● Data for the task
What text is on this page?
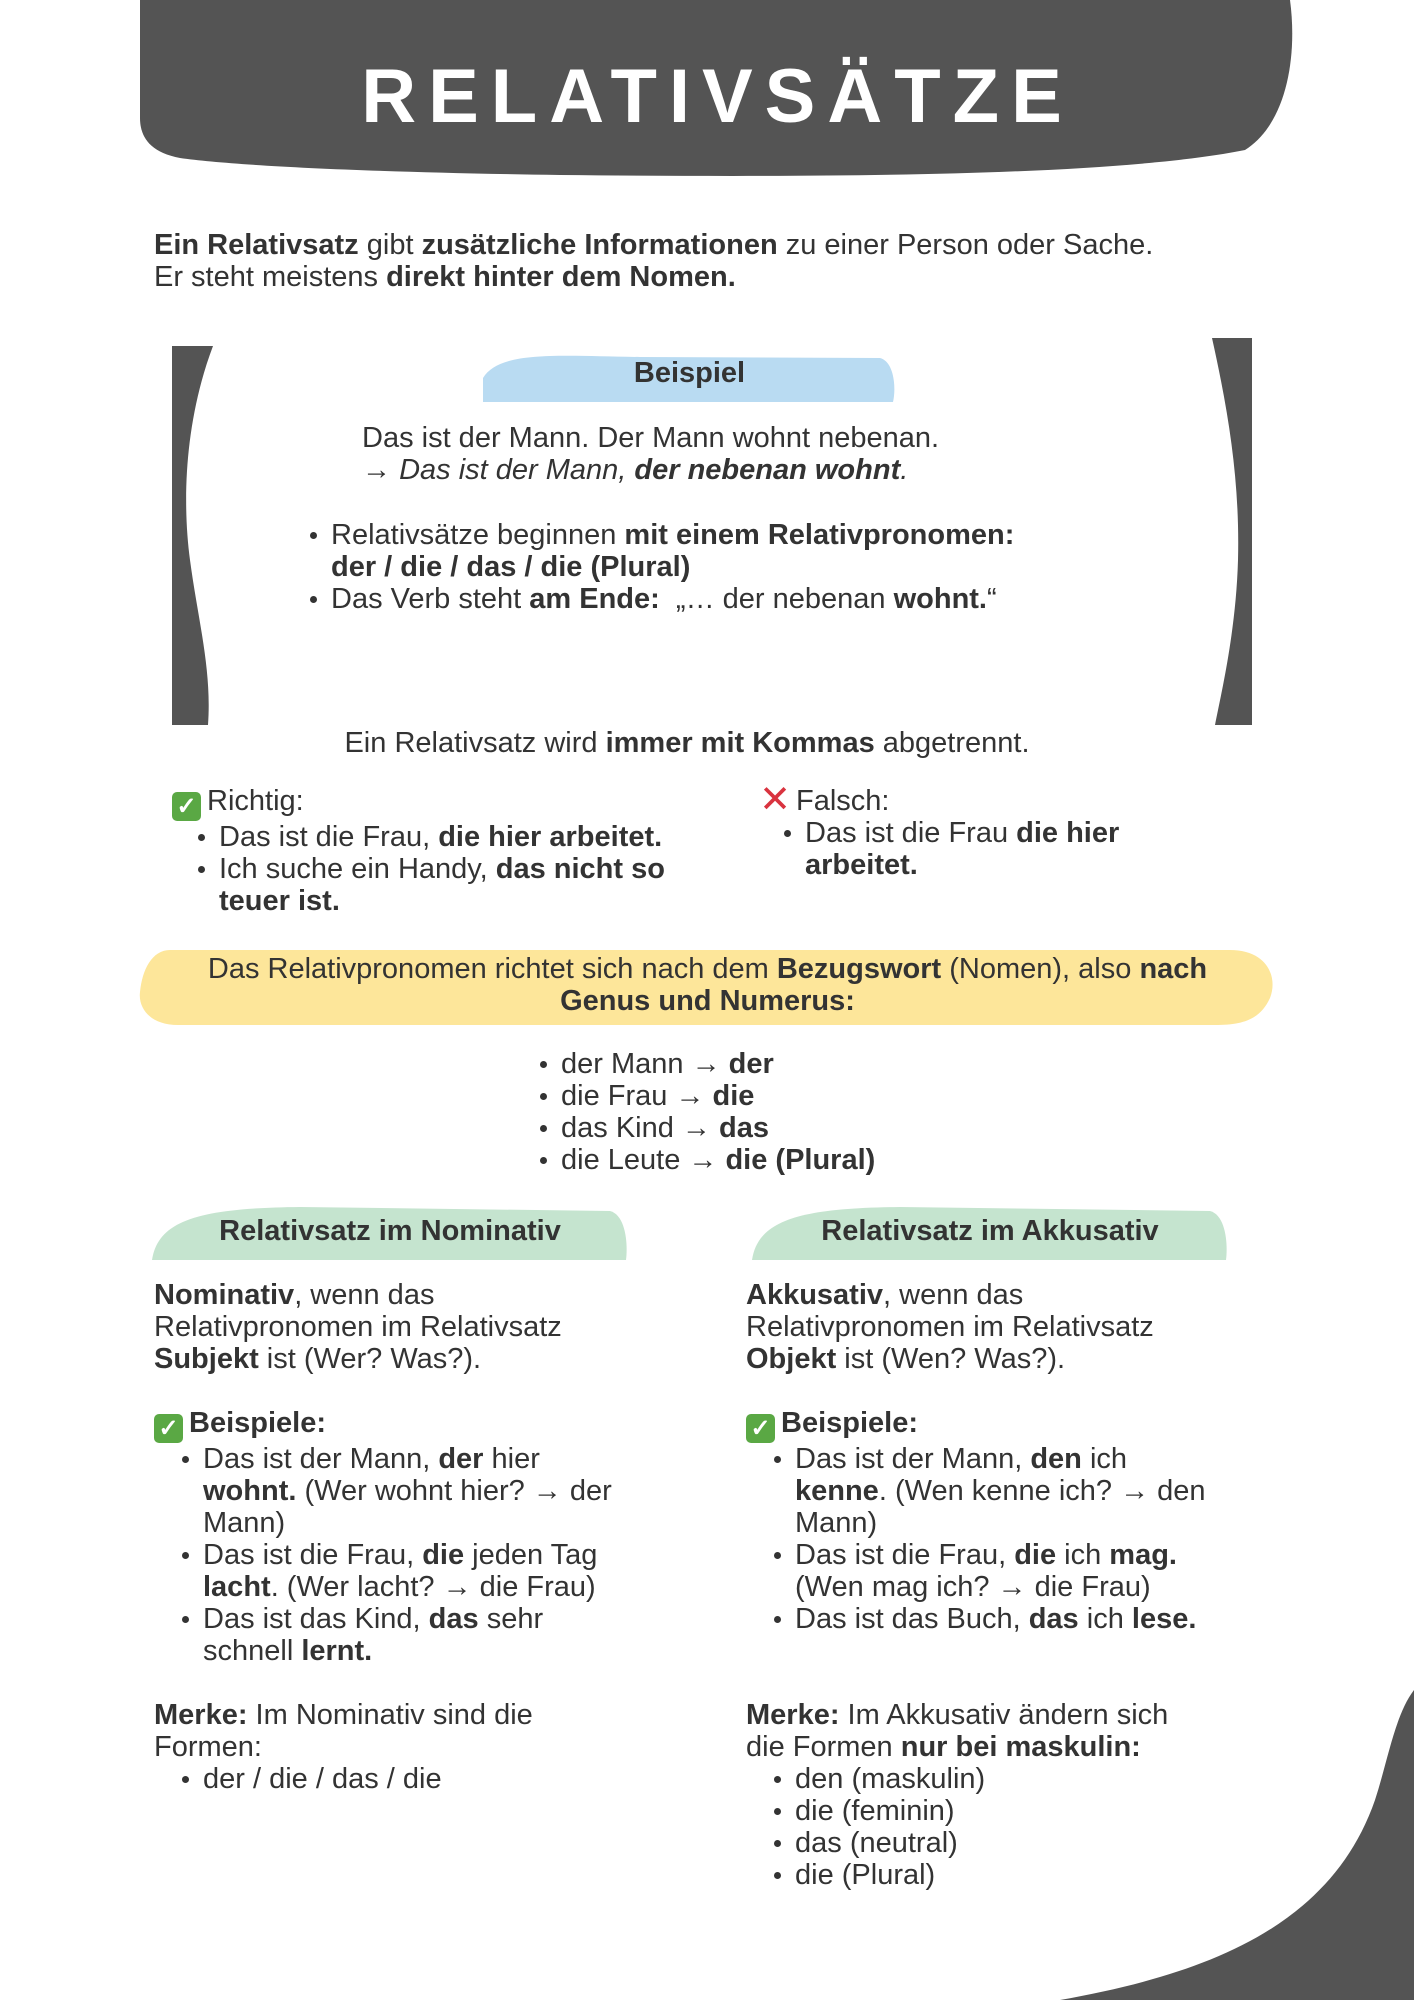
RELATIVSÄTZE
Ein Relativsatz gibt zusätzliche Informationen zu einer Person oder Sache.
Er steht meistens direkt hinter dem Nomen.
Beispiel
Das ist der Mann. Der Mann wohnt nebenan.
→ Das ist der Mann, der nebenan wohnt.
Relativsätze beginnen mit einem Relativpronomen:
der / die / das / die (Plural)
Das Verb steht am Ende:  „… der nebenan wohnt.“
Ein Relativsatz wird immer mit Kommas abgetrennt.
✓ Richtig:
Das ist die Frau, die hier arbeitet.
Ich suche ein Handy, das nicht so
teuer ist.
✕ Falsch:
Das ist die Frau die hier
arbeitet.
Das Relativpronomen richtet sich nach dem Bezugswort (Nomen), also nach
Genus und Numerus:
der Mann → der
die Frau → die
das Kind → das
die Leute → die (Plural)
Relativsatz im Nominativ
Nominativ, wenn das
Relativpronomen im Relativsatz
Subjekt ist (Wer? Was?).
✓ Beispiele:
Das ist der Mann, der hier
wohnt. (Wer wohnt hier? → der
Mann)
Das ist die Frau, die jeden Tag
lacht. (Wer lacht? → die Frau)
Das ist das Kind, das sehr
schnell lernt.
Merke: Im Nominativ sind die
Formen:
der / die / das / die
Relativsatz im Akkusativ
Akkusativ, wenn das
Relativpronomen im Relativsatz
Objekt ist (Wen? Was?).
✓ Beispiele:
Das ist der Mann, den ich
kenne. (Wen kenne ich? → den
Mann)
Das ist die Frau, die ich mag.
(Wen mag ich? → die Frau)
Das ist das Buch, das ich lese.
Merke: Im Akkusativ ändern sich
die Formen nur bei maskulin:
den (maskulin)
die (feminin)
das (neutral)
die (Plural)
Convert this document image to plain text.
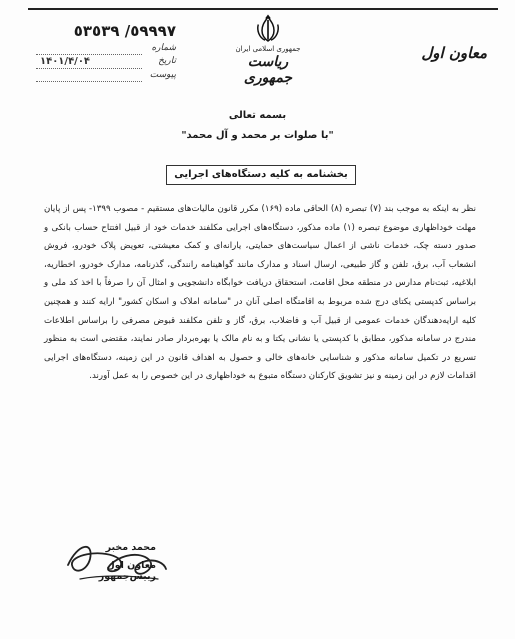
٥٩٩٩٧/ ٥٣٥٣٩
شماره
تاریخ
۱۴۰۱/۴/۰۴
پیوست
جمهوری اسلامی ایران
ریاست جمهوری
معاون اول
بسمه تعالی
"با صلوات بر محمد و آل محمد"
بخشنامه به کلیه دستگاه‌های اجرایی
نظر به اینکه به موجب بند (۷) تبصره (۸) الحاقی ماده (۱۶۹) مکرر قانون مالیات‌های مستقیم - مصوب ۱۳۹۹- پس از پایان مهلت خوداظهاری موضوع تبصره (۱) ماده مذکور، دستگاه‌های اجرایی مکلفند خدمات خود از قبیل افتتاح حساب بانکی و صدور دسته چک، خدمات ناشی از اعمال سیاست‌های حمایتی، یارانه‌ای و کمک معیشتی، تعویض پلاک خودرو، فروش انشعاب آب، برق، تلفن و گاز طبیعی، ارسال اسناد و مدارک مانند گواهینامه رانندگی، گذرنامه، مدارک خودرو، اخطاریه، ابلاغیه، ثبت‌نام مدارس در منطقه محل اقامت، استحقاق دریافت خوابگاه دانشجویی و امثال آن را صرفاً با اخذ کد ملی و براساس کدپستی یکتای درج شده مربوط به اقامتگاه اصلی آنان در "سامانه املاک و اسکان کشور" ارایه کنند و همچنین کلیه ارایه‌دهندگان خدمات عمومی از قبیل آب و فاضلاب، برق، گاز و تلفن مکلفند قبوض مصرفی را براساس اطلاعات مندرج در سامانه مذکور، مطابق با کدپستی یا نشانی یکتا و به نام مالک یا بهره‌بردار صادر نمایند، مقتضی است به منظور تسریع در تکمیل سامانه مذکور و شناسایی خانه‌های خالی و حصول به اهداف قانون در این زمینه، دستگاه‌های اجرایی اقدامات لازم در این زمینه و نیز تشویق کارکنان دستگاه متبوع به خوداظهاری در این خصوص را به عمل آورند.
محمد مخبر
معاون اول رییس‌جمهور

● Given problem
Scan the material above. Extract every line in which the word "this" occurs.

● Written answer
What text is on this page?
Convert this document image to plain text.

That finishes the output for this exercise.